◆ What the task requires
All of the lines below are to be printed again exactly; images are excluded from the output.

(Stored data entries)
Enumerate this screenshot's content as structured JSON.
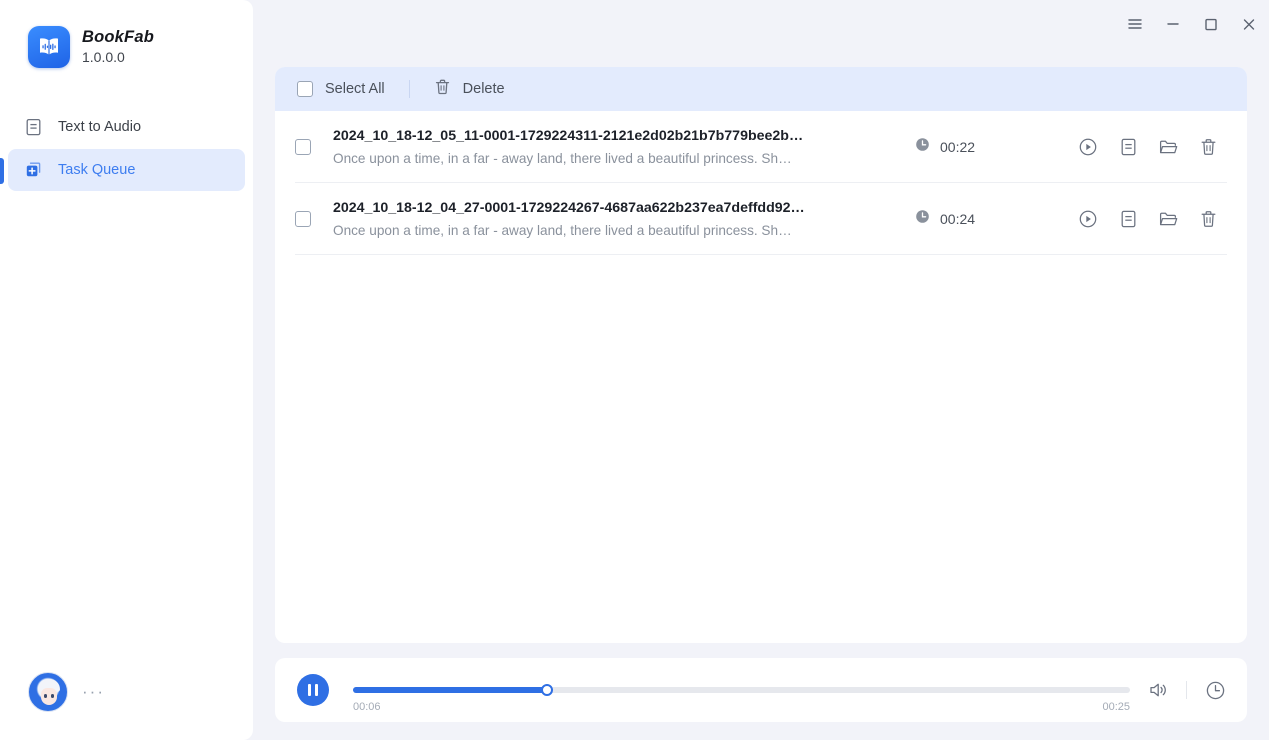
{
  "app": {
    "name": "BookFab",
    "version": "1.0.0.0",
    "logo_icon": "open-book-waveform-icon",
    "accent_color": "#2f6fe4",
    "toolbar_color": "#e3ebfd",
    "page_background": "#f2f3f9"
  },
  "titlebar": {
    "buttons": [
      {
        "name": "menu-button",
        "icon": "hamburger-menu-icon"
      },
      {
        "name": "minimize-button",
        "icon": "minimize-icon"
      },
      {
        "name": "maximize-button",
        "icon": "maximize-icon"
      },
      {
        "name": "close-button",
        "icon": "close-icon"
      }
    ]
  },
  "sidebar": {
    "items": [
      {
        "label": "Text to Audio",
        "icon": "document-text-icon",
        "active": false
      },
      {
        "label": "Task Queue",
        "icon": "task-queue-add-icon",
        "active": true
      }
    ],
    "user": {
      "avatar_icon": "user-avatar",
      "more": "···"
    }
  },
  "toolbar": {
    "select_all_label": "Select All",
    "delete_label": "Delete",
    "select_all_checked": false,
    "delete_icon": "trash-icon"
  },
  "tasks": [
    {
      "title": "2024_10_18-12_05_11-0001-1729224311-2121e2d02b21b7b779bee2b…",
      "subtitle": "Once upon a time, in a far - away land, there lived a beautiful princess. Sh…",
      "duration": "00:22",
      "checked": false,
      "duration_icon": "clock-icon",
      "actions": [
        {
          "name": "play-action",
          "icon": "play-circle-icon"
        },
        {
          "name": "view-text-action",
          "icon": "document-text-icon"
        },
        {
          "name": "open-folder-action",
          "icon": "folder-icon"
        },
        {
          "name": "delete-action",
          "icon": "trash-icon"
        }
      ]
    },
    {
      "title": "2024_10_18-12_04_27-0001-1729224267-4687aa622b237ea7deffdd92…",
      "subtitle": "Once upon a time, in a far - away land, there lived a beautiful princess. Sh…",
      "duration": "00:24",
      "checked": false,
      "duration_icon": "clock-icon",
      "actions": [
        {
          "name": "play-action",
          "icon": "play-circle-icon"
        },
        {
          "name": "view-text-action",
          "icon": "document-text-icon"
        },
        {
          "name": "open-folder-action",
          "icon": "folder-icon"
        },
        {
          "name": "delete-action",
          "icon": "trash-icon"
        }
      ]
    }
  ],
  "player": {
    "state": "playing",
    "toggle_icon": "pause-icon",
    "current_time": "00:06",
    "total_time": "00:25",
    "progress_percent": 25,
    "volume_icon": "volume-icon",
    "timer_icon": "clock-icon"
  }
}
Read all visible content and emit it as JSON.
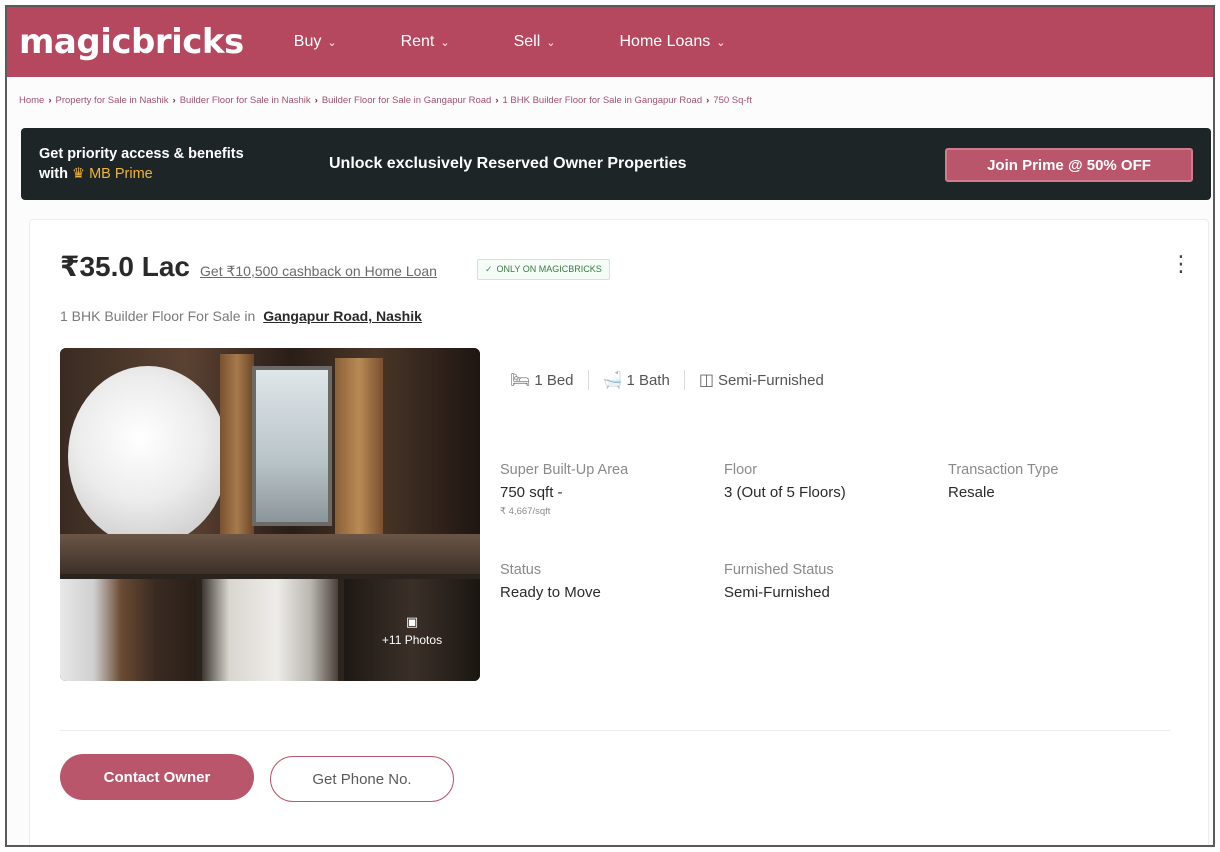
{
  "header": {
    "logo": "magicbricks",
    "nav": [
      {
        "label": "Buy"
      },
      {
        "label": "Rent"
      },
      {
        "label": "Sell"
      },
      {
        "label": "Home Loans"
      }
    ]
  },
  "breadcrumb": [
    "Home",
    "Property for Sale in Nashik",
    "Builder Floor for Sale in Nashik",
    "Builder Floor for Sale in Gangapur Road",
    "1 BHK Builder Floor for Sale in Gangapur Road",
    "750 Sq-ft"
  ],
  "prime": {
    "line1": "Get priority access & benefits",
    "line2_prefix": "with",
    "brand": "MB Prime",
    "center_text": "Unlock exclusively Reserved Owner Properties",
    "button_label": "Join Prime @ 50% OFF"
  },
  "listing": {
    "price": "₹35.0 Lac",
    "cashback": "Get ₹10,500 cashback on Home Loan",
    "badge": "ONLY ON MAGICBRICKS",
    "title_prefix": "1 BHK Builder Floor For Sale in",
    "location": "Gangapur Road, Nashik",
    "photos_more": "+11 Photos",
    "chips": {
      "bed": "1 Bed",
      "bath": "1 Bath",
      "furnish": "Semi-Furnished"
    },
    "details": {
      "area_label": "Super Built-Up Area",
      "area_value": "750 sqft -",
      "area_rate": "₹ 4,667/sqft",
      "floor_label": "Floor",
      "floor_value": "3 (Out of 5 Floors)",
      "txn_label": "Transaction Type",
      "txn_value": "Resale",
      "status_label": "Status",
      "status_value": "Ready to Move",
      "furnish_label": "Furnished Status",
      "furnish_value": "Semi-Furnished"
    },
    "actions": {
      "contact": "Contact Owner",
      "phone": "Get Phone No."
    }
  },
  "colors": {
    "brand": "#b5485f",
    "button": "#b9566c",
    "banner_bg": "#1d2526",
    "prime_gold": "#f0b43c"
  }
}
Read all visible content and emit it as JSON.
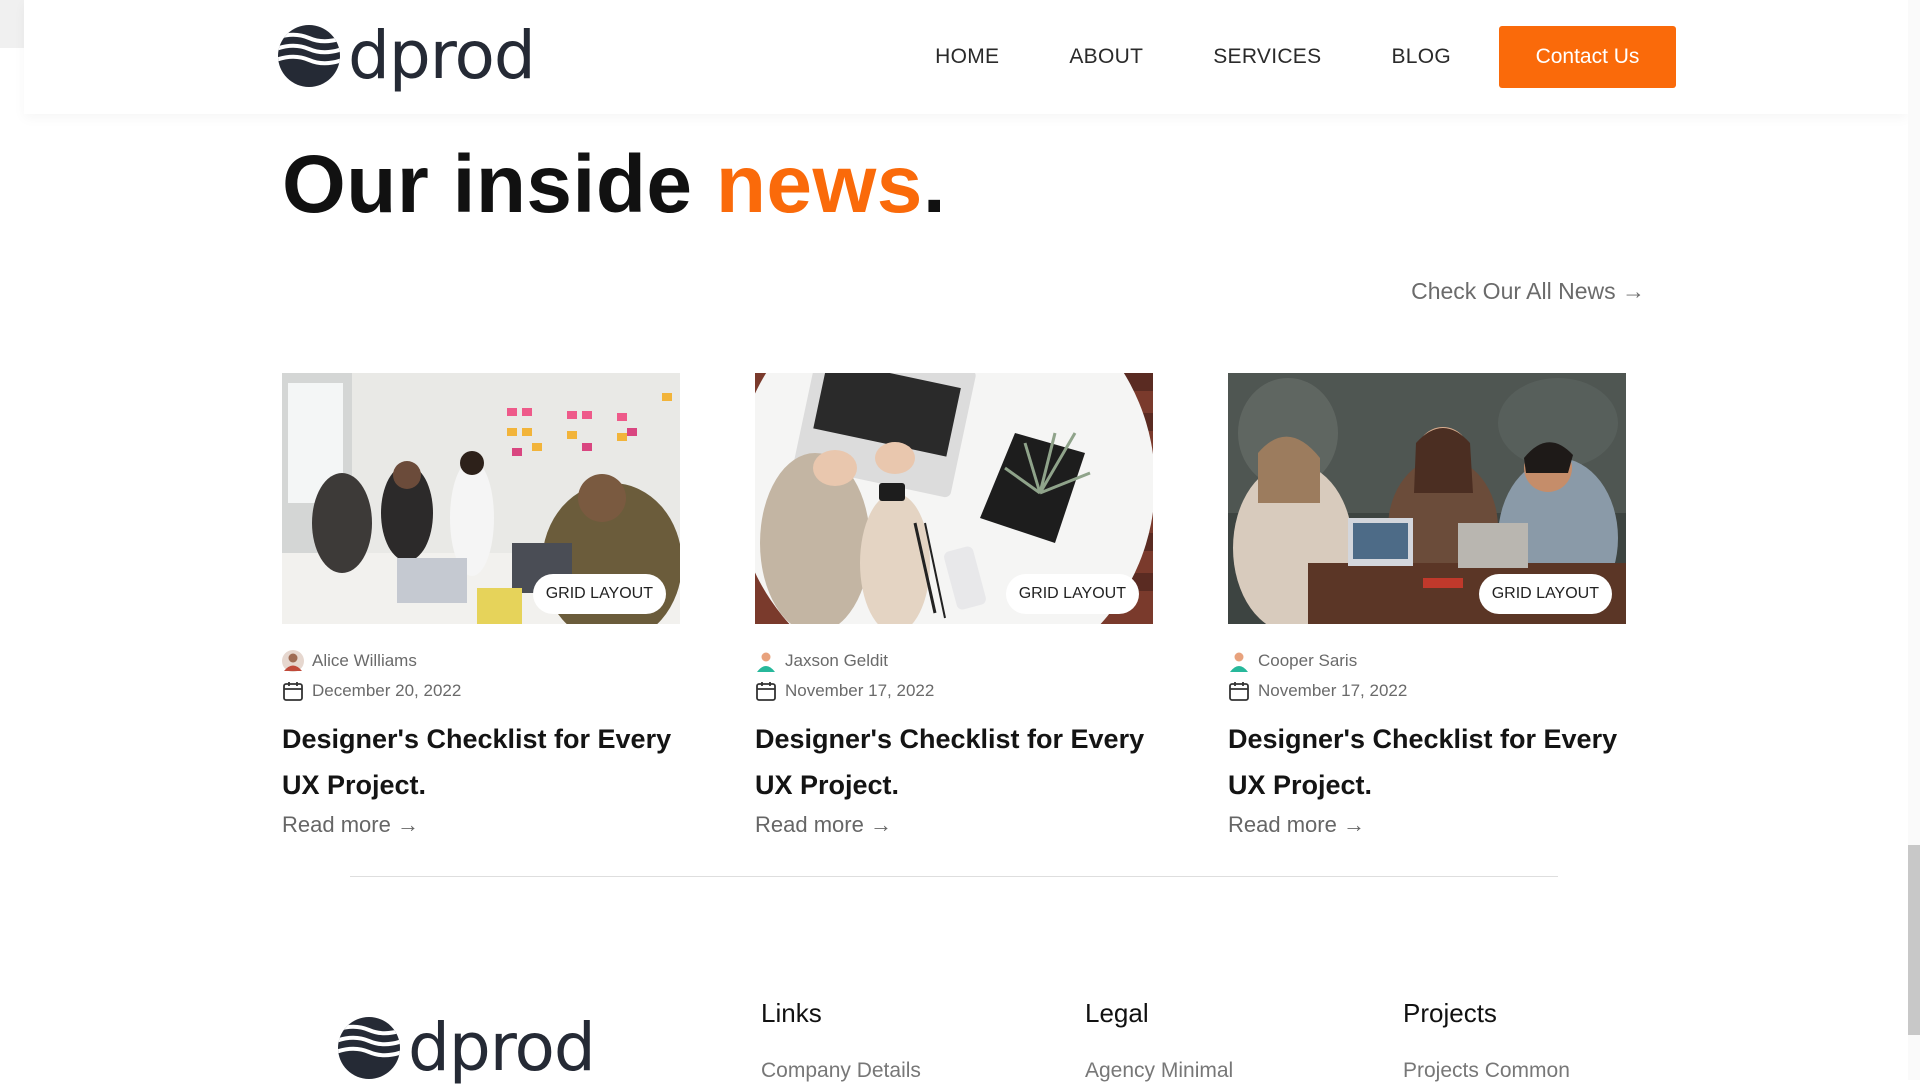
{
  "brand": {
    "name": "dprod",
    "color": "#252a35"
  },
  "accent_color": "#fa6a0a",
  "nav": {
    "items": [
      {
        "label": "HOME"
      },
      {
        "label": "ABOUT"
      },
      {
        "label": "SERVICES"
      },
      {
        "label": "BLOG"
      }
    ],
    "contact_label": "Contact Us"
  },
  "section": {
    "title_main": "Our inside ",
    "title_accent": "news",
    "title_end": ".",
    "check_all": "Check Our All News →"
  },
  "posts": [
    {
      "badge": "GRID LAYOUT",
      "author": "Alice Williams",
      "date": "December 20, 2022",
      "title": "Designer's Checklist for Every UX Project.",
      "read_more": "Read more →",
      "image_icon": "team-meeting-photo"
    },
    {
      "badge": "GRID LAYOUT",
      "author": "Jaxson Geldit",
      "date": "November 17, 2022",
      "title": "Designer's Checklist for Every UX Project.",
      "read_more": "Read more →",
      "image_icon": "laptop-desk-photo"
    },
    {
      "badge": "GRID LAYOUT",
      "author": "Cooper Saris",
      "date": "November 17, 2022",
      "title": "Designer's Checklist for Every UX Project.",
      "read_more": "Read more →",
      "image_icon": "coworkers-cafe-photo"
    }
  ],
  "footer": {
    "columns": [
      {
        "heading": "Links",
        "first_link": "Company Details"
      },
      {
        "heading": "Legal",
        "first_link": "Agency Minimal"
      },
      {
        "heading": "Projects",
        "first_link": "Projects Common"
      }
    ]
  }
}
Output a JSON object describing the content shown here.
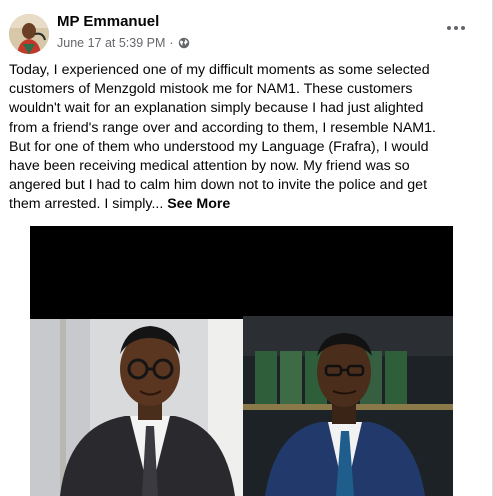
{
  "post": {
    "author": "MP Emmanuel",
    "timestamp": "June 17 at 5:39 PM",
    "separator": "·",
    "audience_icon": "globe-icon",
    "options_icon": "more-options-icon",
    "text_lines": [
      "Today, I experienced one of my difficult moments as some selected",
      "customers of Menzgold mistook me for  NAM1. These customers",
      "wouldn't wait for an explanation simply because I had just alighted",
      "from a friend's range over and according to them, I resemble NAM1.",
      "But for one of them who understood my Language (Frafra), I would",
      "have been receiving medical attention by now. My friend was so",
      "angered but I had to calm him down not to invite the police and get",
      "them arrested. I simply... "
    ],
    "see_more": "See More"
  },
  "colors": {
    "text": "#050505",
    "secondary": "#65676b",
    "background": "#ffffff",
    "photo_bg": "#000000"
  }
}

◆ Answer to this exercise
Enumerate this screenshot's content as structured JSON.
{
  "app": {
    "name": "BookFab",
    "version": "1.0.0.0",
    "logo_icon": "open-book-waveform-icon",
    "accent_color": "#2f6fe4",
    "toolbar_color": "#e3ebfd",
    "page_background": "#f2f3f9"
  },
  "titlebar": {
    "buttons": [
      {
        "name": "menu-button",
        "icon": "hamburger-menu-icon"
      },
      {
        "name": "minimize-button",
        "icon": "minimize-icon"
      },
      {
        "name": "maximize-button",
        "icon": "maximize-icon"
      },
      {
        "name": "close-button",
        "icon": "close-icon"
      }
    ]
  },
  "sidebar": {
    "items": [
      {
        "label": "Text to Audio",
        "icon": "document-text-icon",
        "active": false
      },
      {
        "label": "Task Queue",
        "icon": "task-queue-add-icon",
        "active": true
      }
    ],
    "user": {
      "avatar_icon": "user-avatar",
      "more": "···"
    }
  },
  "toolbar": {
    "select_all_label": "Select All",
    "delete_label": "Delete",
    "select_all_checked": false,
    "delete_icon": "trash-icon"
  },
  "tasks": [
    {
      "title": "2024_10_18-12_05_11-0001-1729224311-2121e2d02b21b7b779bee2b…",
      "subtitle": "Once upon a time, in a far - away land, there lived a beautiful princess. Sh…",
      "duration": "00:22",
      "checked": false,
      "duration_icon": "clock-icon",
      "actions": [
        {
          "name": "play-action",
          "icon": "play-circle-icon"
        },
        {
          "name": "view-text-action",
          "icon": "document-text-icon"
        },
        {
          "name": "open-folder-action",
          "icon": "folder-icon"
        },
        {
          "name": "delete-action",
          "icon": "trash-icon"
        }
      ]
    },
    {
      "title": "2024_10_18-12_04_27-0001-1729224267-4687aa622b237ea7deffdd92…",
      "subtitle": "Once upon a time, in a far - away land, there lived a beautiful princess. Sh…",
      "duration": "00:24",
      "checked": false,
      "duration_icon": "clock-icon",
      "actions": [
        {
          "name": "play-action",
          "icon": "play-circle-icon"
        },
        {
          "name": "view-text-action",
          "icon": "document-text-icon"
        },
        {
          "name": "open-folder-action",
          "icon": "folder-icon"
        },
        {
          "name": "delete-action",
          "icon": "trash-icon"
        }
      ]
    }
  ],
  "player": {
    "state": "playing",
    "toggle_icon": "pause-icon",
    "current_time": "00:06",
    "total_time": "00:25",
    "progress_percent": 25,
    "volume_icon": "volume-icon",
    "timer_icon": "clock-icon"
  }
}
Read all visible content and emit it as JSON.
{
  "header": {
    "logo": "magicbricks",
    "nav": [
      {
        "label": "Buy"
      },
      {
        "label": "Rent"
      },
      {
        "label": "Sell"
      },
      {
        "label": "Home Loans"
      }
    ]
  },
  "breadcrumb": [
    "Home",
    "Property for Sale in Nashik",
    "Builder Floor for Sale in Nashik",
    "Builder Floor for Sale in Gangapur Road",
    "1 BHK Builder Floor for Sale in Gangapur Road",
    "750 Sq-ft"
  ],
  "prime": {
    "line1": "Get priority access & benefits",
    "line2_prefix": "with",
    "brand": "MB Prime",
    "center_text": "Unlock exclusively Reserved Owner Properties",
    "button_label": "Join Prime @ 50% OFF"
  },
  "listing": {
    "price": "₹35.0 Lac",
    "cashback": "Get ₹10,500 cashback on Home Loan",
    "badge": "ONLY ON MAGICBRICKS",
    "title_prefix": "1 BHK Builder Floor For Sale in",
    "location": "Gangapur Road, Nashik",
    "photos_more": "+11 Photos",
    "chips": {
      "bed": "1 Bed",
      "bath": "1 Bath",
      "furnish": "Semi-Furnished"
    },
    "details": {
      "area_label": "Super Built-Up Area",
      "area_value": "750 sqft -",
      "area_rate": "₹ 4,667/sqft",
      "floor_label": "Floor",
      "floor_value": "3 (Out of 5 Floors)",
      "txn_label": "Transaction Type",
      "txn_value": "Resale",
      "status_label": "Status",
      "status_value": "Ready to Move",
      "furnish_label": "Furnished Status",
      "furnish_value": "Semi-Furnished"
    },
    "actions": {
      "contact": "Contact Owner",
      "phone": "Get Phone No."
    }
  },
  "colors": {
    "brand": "#b5485f",
    "button": "#b9566c",
    "banner_bg": "#1d2526",
    "prime_gold": "#f0b43c"
  }
}
Read all visible content and emit it as JSON.
{
  "brand": {
    "name": "dprod",
    "color": "#252a35"
  },
  "accent_color": "#fa6a0a",
  "nav": {
    "items": [
      {
        "label": "HOME"
      },
      {
        "label": "ABOUT"
      },
      {
        "label": "SERVICES"
      },
      {
        "label": "BLOG"
      }
    ],
    "contact_label": "Contact Us"
  },
  "section": {
    "title_main": "Our inside ",
    "title_accent": "news",
    "title_end": ".",
    "check_all": "Check Our All News →"
  },
  "posts": [
    {
      "badge": "GRID LAYOUT",
      "author": "Alice Williams",
      "date": "December 20, 2022",
      "title": "Designer's Checklist for Every UX Project.",
      "read_more": "Read more →",
      "image_icon": "team-meeting-photo"
    },
    {
      "badge": "GRID LAYOUT",
      "author": "Jaxson Geldit",
      "date": "November 17, 2022",
      "title": "Designer's Checklist for Every UX Project.",
      "read_more": "Read more →",
      "image_icon": "laptop-desk-photo"
    },
    {
      "badge": "GRID LAYOUT",
      "author": "Cooper Saris",
      "date": "November 17, 2022",
      "title": "Designer's Checklist for Every UX Project.",
      "read_more": "Read more →",
      "image_icon": "coworkers-cafe-photo"
    }
  ],
  "footer": {
    "columns": [
      {
        "heading": "Links",
        "first_link": "Company Details"
      },
      {
        "heading": "Legal",
        "first_link": "Agency Minimal"
      },
      {
        "heading": "Projects",
        "first_link": "Projects Common"
      }
    ]
  }
}
Output a JSON object describing the content shown here.
{
  "post": {
    "author": "MP Emmanuel",
    "timestamp": "June 17 at 5:39 PM",
    "separator": "·",
    "audience_icon": "globe-icon",
    "options_icon": "more-options-icon",
    "text_lines": [
      "Today, I experienced one of my difficult moments as some selected",
      "customers of Menzgold mistook me for  NAM1. These customers",
      "wouldn't wait for an explanation simply because I had just alighted",
      "from a friend's range over and according to them, I resemble NAM1.",
      "But for one of them who understood my Language (Frafra), I would",
      "have been receiving medical attention by now. My friend was so",
      "angered but I had to calm him down not to invite the police and get",
      "them arrested. I simply... "
    ],
    "see_more": "See More"
  },
  "colors": {
    "text": "#050505",
    "secondary": "#65676b",
    "background": "#ffffff",
    "photo_bg": "#000000"
  }
}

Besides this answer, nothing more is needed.